● **EXERCISE PROMPT**
Leave out the pictures and restate the rest of the data exactly.
* Start *
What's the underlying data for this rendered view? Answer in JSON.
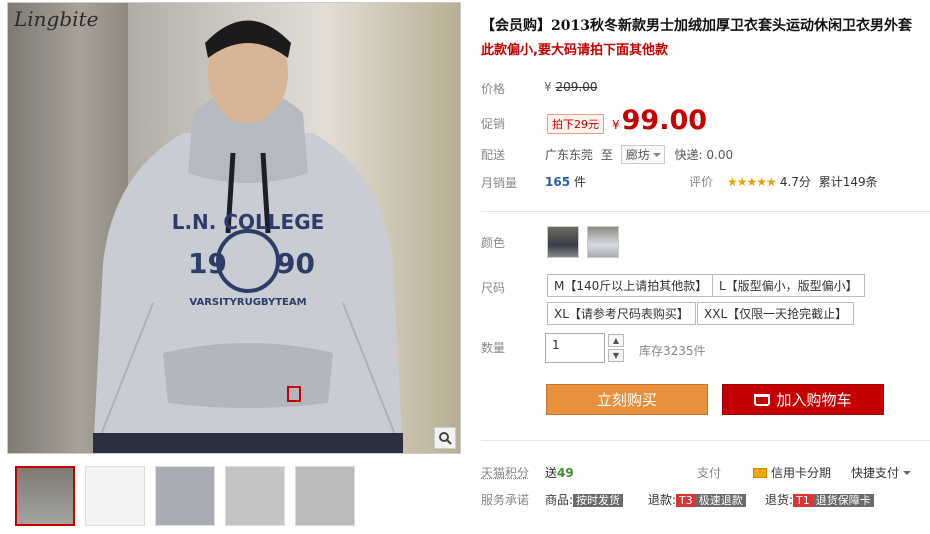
{
  "gallery": {
    "logo": "Lingbite",
    "zoom_icon": "magnifier-icon",
    "thumbnail_count": 5
  },
  "product": {
    "title": "【会员购】2013秋冬新款男士加绒加厚卫衣套头运动休闲卫衣男外套",
    "subtitle": "此款偏小,要大码请拍下面其他款",
    "labels": {
      "price": "价格",
      "promo": "促销",
      "ship": "配送",
      "monthly_sales": "月销量",
      "rating": "评价",
      "color": "颜色",
      "size": "尺码",
      "qty": "数量"
    },
    "original_price_currency": "¥",
    "original_price": "209.00",
    "promo_tag": "拍下29元",
    "price_currency": "¥",
    "price": "99.00",
    "ship_from": "广东东莞",
    "ship_to_label": "至",
    "ship_to": "廊坊",
    "express": "快递: 0.00",
    "monthly_sales_value": "165",
    "monthly_sales_unit": "件",
    "stars": "★★★★★",
    "rating_score": "4.7分",
    "rating_total": "累计149条",
    "sizes": [
      "M【140斤以上请拍其他款】",
      "L【版型偏小，版型偏小】",
      "XL【请参考尺码表购买】",
      "XXL【仅限一天抢完截止】"
    ],
    "qty_value": "1",
    "stock": "库存3235件",
    "buy_now": "立刻购买",
    "add_to_cart": "加入购物车"
  },
  "footer": {
    "tmall_points_label": "天猫积分",
    "points_prefix": "送",
    "points_value": "49",
    "pay_label": "支付",
    "credit_card": "信用卡分期",
    "quick_pay": "快捷支付",
    "service_label": "服务承诺",
    "goods_label": "商品:",
    "goods_badge": "按时发货",
    "refund_label": "退款:",
    "refund_badge_tag": "T3",
    "refund_badge": "极速退款",
    "return_label": "退货:",
    "return_badge_tag": "T1",
    "return_badge": "退货保障卡"
  }
}
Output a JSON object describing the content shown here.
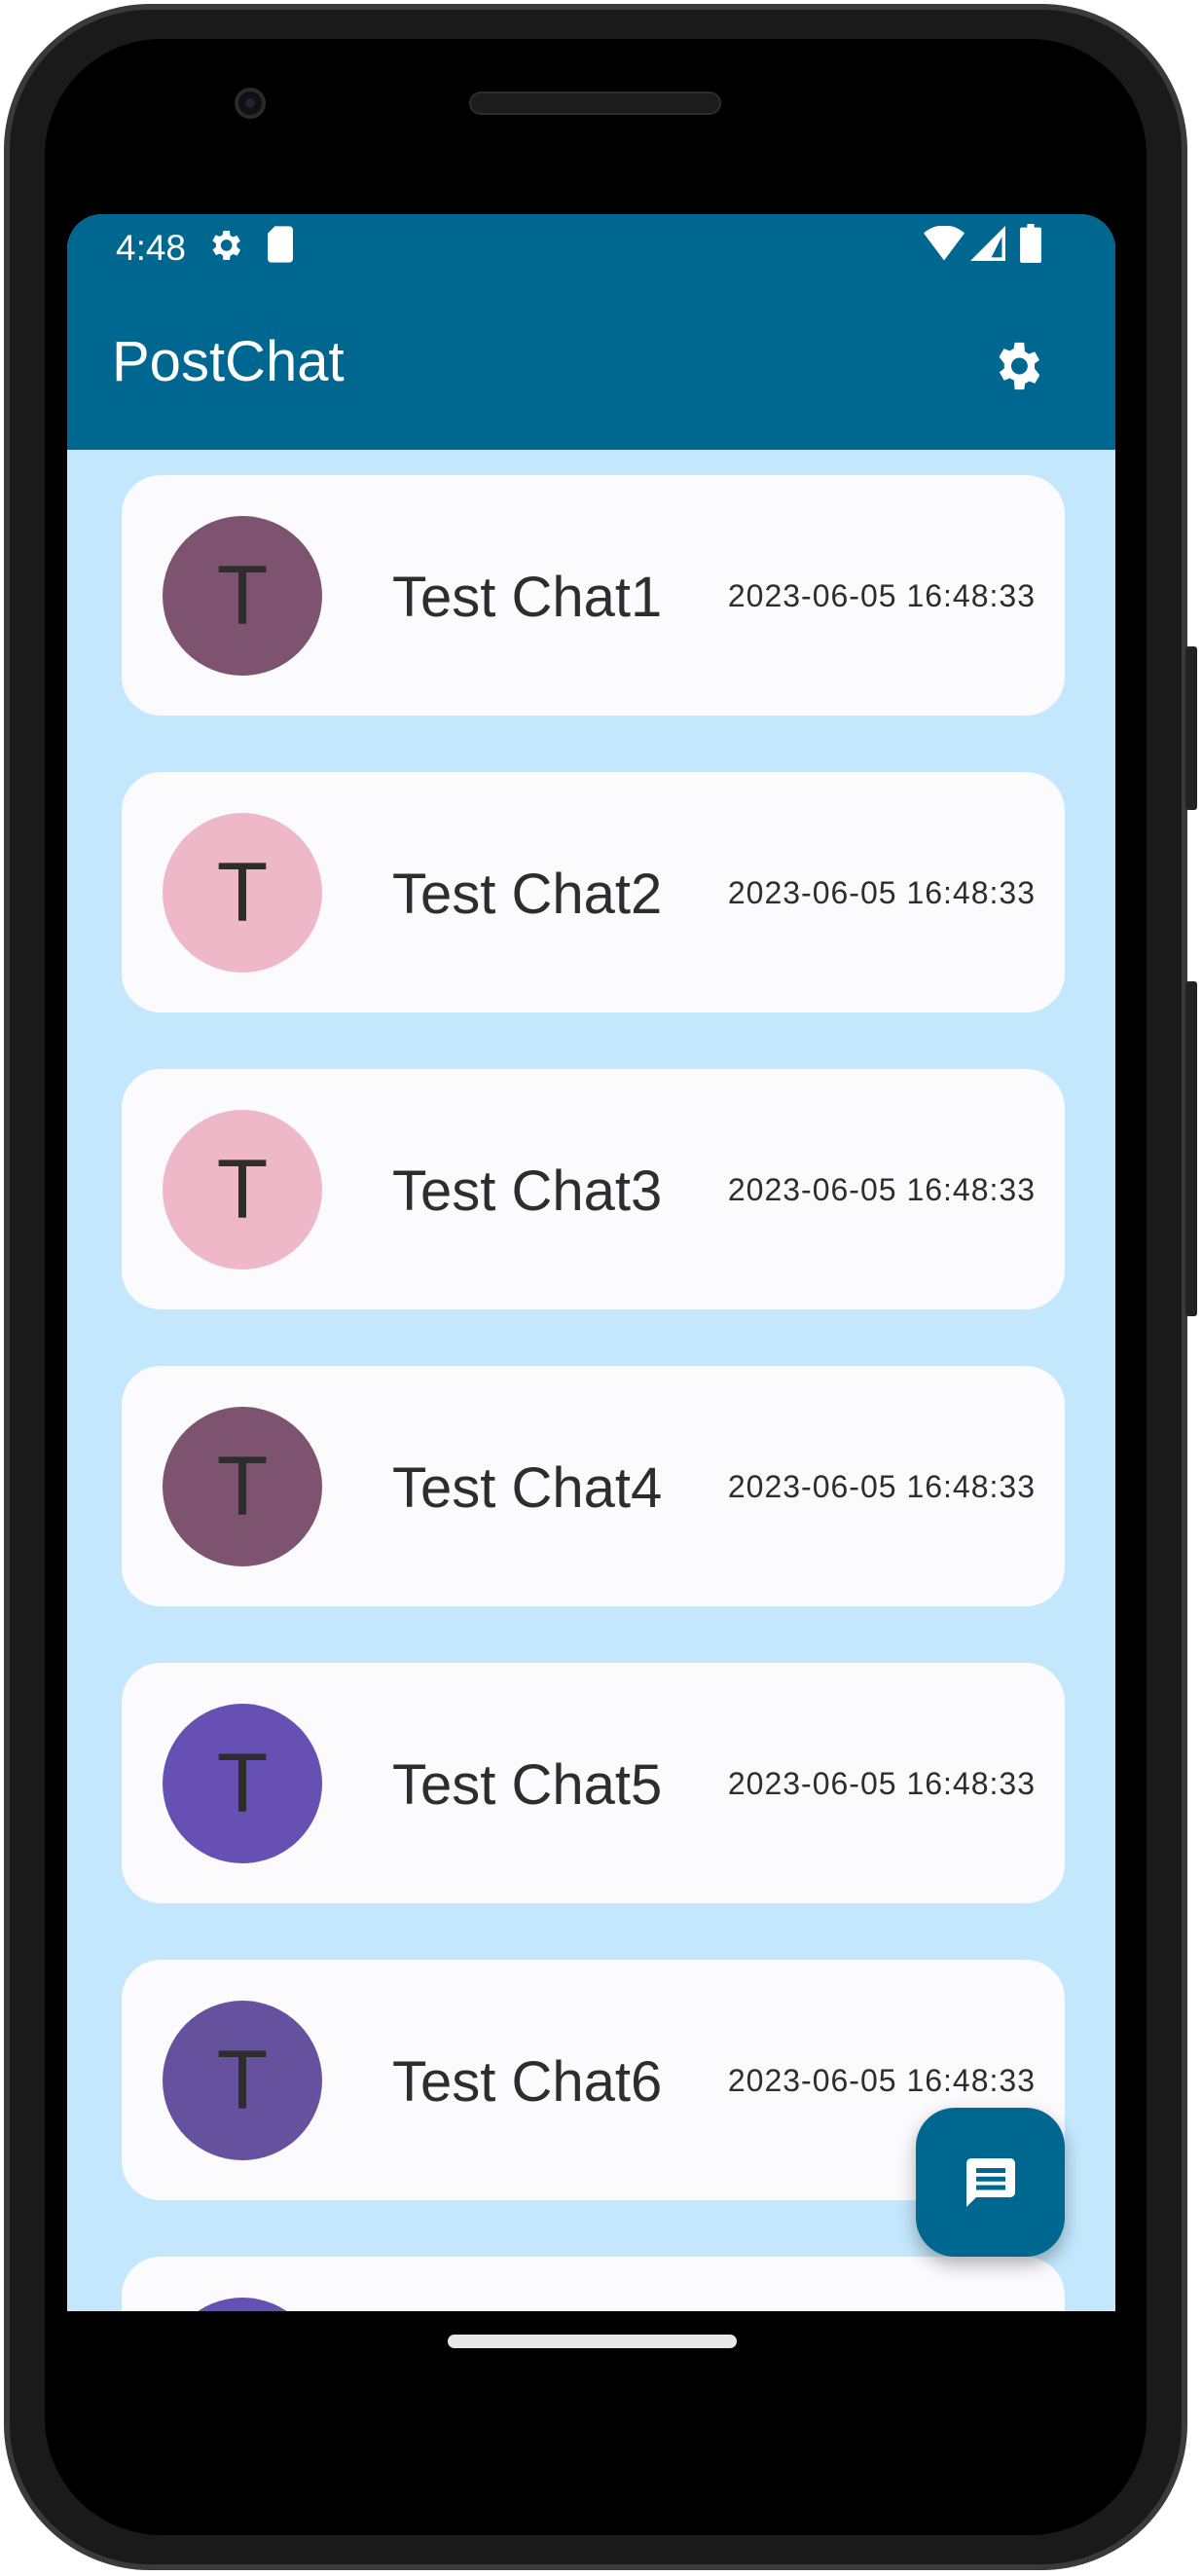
{
  "status_bar": {
    "time": "4:48",
    "icons": [
      "settings-gear-icon",
      "sd-card-icon",
      "wifi-icon",
      "signal-icon",
      "battery-icon"
    ]
  },
  "app_bar": {
    "title": "PostChat",
    "action_icon": "settings-icon"
  },
  "colors": {
    "primary": "#006890",
    "background": "#c3e7fd",
    "card": "#fbfbfe"
  },
  "chats": [
    {
      "initial": "T",
      "name": "Test Chat1",
      "timestamp": "2023-06-05 16:48:33",
      "avatar_color": "#7d5370"
    },
    {
      "initial": "T",
      "name": "Test Chat2",
      "timestamp": "2023-06-05 16:48:33",
      "avatar_color": "#efb8c8"
    },
    {
      "initial": "T",
      "name": "Test Chat3",
      "timestamp": "2023-06-05 16:48:33",
      "avatar_color": "#efb8c8"
    },
    {
      "initial": "T",
      "name": "Test Chat4",
      "timestamp": "2023-06-05 16:48:33",
      "avatar_color": "#7d5370"
    },
    {
      "initial": "T",
      "name": "Test Chat5",
      "timestamp": "2023-06-05 16:48:33",
      "avatar_color": "#6750b4"
    },
    {
      "initial": "T",
      "name": "Test Chat6",
      "timestamp": "2023-06-05 16:48:33",
      "avatar_color": "#66519f"
    },
    {
      "initial": "",
      "name": "",
      "timestamp": "",
      "avatar_color": "#6750b4"
    }
  ],
  "fab": {
    "icon": "chat-message-icon"
  }
}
* End *
● **SOLUTION BELOW**
What's the underlying data for this rendered view? Answer in JSON.
{
  "gallery": {
    "logo": "Lingbite",
    "zoom_icon": "magnifier-icon",
    "thumbnail_count": 5
  },
  "product": {
    "title": "【会员购】2013秋冬新款男士加绒加厚卫衣套头运动休闲卫衣男外套",
    "subtitle": "此款偏小,要大码请拍下面其他款",
    "labels": {
      "price": "价格",
      "promo": "促销",
      "ship": "配送",
      "monthly_sales": "月销量",
      "rating": "评价",
      "color": "颜色",
      "size": "尺码",
      "qty": "数量"
    },
    "original_price_currency": "¥",
    "original_price": "209.00",
    "promo_tag": "拍下29元",
    "price_currency": "¥",
    "price": "99.00",
    "ship_from": "广东东莞",
    "ship_to_label": "至",
    "ship_to": "廊坊",
    "express": "快递: 0.00",
    "monthly_sales_value": "165",
    "monthly_sales_unit": "件",
    "stars": "★★★★★",
    "rating_score": "4.7分",
    "rating_total": "累计149条",
    "sizes": [
      "M【140斤以上请拍其他款】",
      "L【版型偏小，版型偏小】",
      "XL【请参考尺码表购买】",
      "XXL【仅限一天抢完截止】"
    ],
    "qty_value": "1",
    "stock": "库存3235件",
    "buy_now": "立刻购买",
    "add_to_cart": "加入购物车"
  },
  "footer": {
    "tmall_points_label": "天猫积分",
    "points_prefix": "送",
    "points_value": "49",
    "pay_label": "支付",
    "credit_card": "信用卡分期",
    "quick_pay": "快捷支付",
    "service_label": "服务承诺",
    "goods_label": "商品:",
    "goods_badge": "按时发货",
    "refund_label": "退款:",
    "refund_badge_tag": "T3",
    "refund_badge": "极速退款",
    "return_label": "退货:",
    "return_badge_tag": "T1",
    "return_badge": "退货保障卡"
  }
}
Output a JSON object describing the content shown here.
{
  "status_bar": {
    "time": "4:48",
    "icons": [
      "settings-gear-icon",
      "sd-card-icon",
      "wifi-icon",
      "signal-icon",
      "battery-icon"
    ]
  },
  "app_bar": {
    "title": "PostChat",
    "action_icon": "settings-icon"
  },
  "colors": {
    "primary": "#006890",
    "background": "#c3e7fd",
    "card": "#fbfbfe"
  },
  "chats": [
    {
      "initial": "T",
      "name": "Test Chat1",
      "timestamp": "2023-06-05 16:48:33",
      "avatar_color": "#7d5370"
    },
    {
      "initial": "T",
      "name": "Test Chat2",
      "timestamp": "2023-06-05 16:48:33",
      "avatar_color": "#efb8c8"
    },
    {
      "initial": "T",
      "name": "Test Chat3",
      "timestamp": "2023-06-05 16:48:33",
      "avatar_color": "#efb8c8"
    },
    {
      "initial": "T",
      "name": "Test Chat4",
      "timestamp": "2023-06-05 16:48:33",
      "avatar_color": "#7d5370"
    },
    {
      "initial": "T",
      "name": "Test Chat5",
      "timestamp": "2023-06-05 16:48:33",
      "avatar_color": "#6750b4"
    },
    {
      "initial": "T",
      "name": "Test Chat6",
      "timestamp": "2023-06-05 16:48:33",
      "avatar_color": "#66519f"
    },
    {
      "initial": "",
      "name": "",
      "timestamp": "",
      "avatar_color": "#6750b4"
    }
  ],
  "fab": {
    "icon": "chat-message-icon"
  }
}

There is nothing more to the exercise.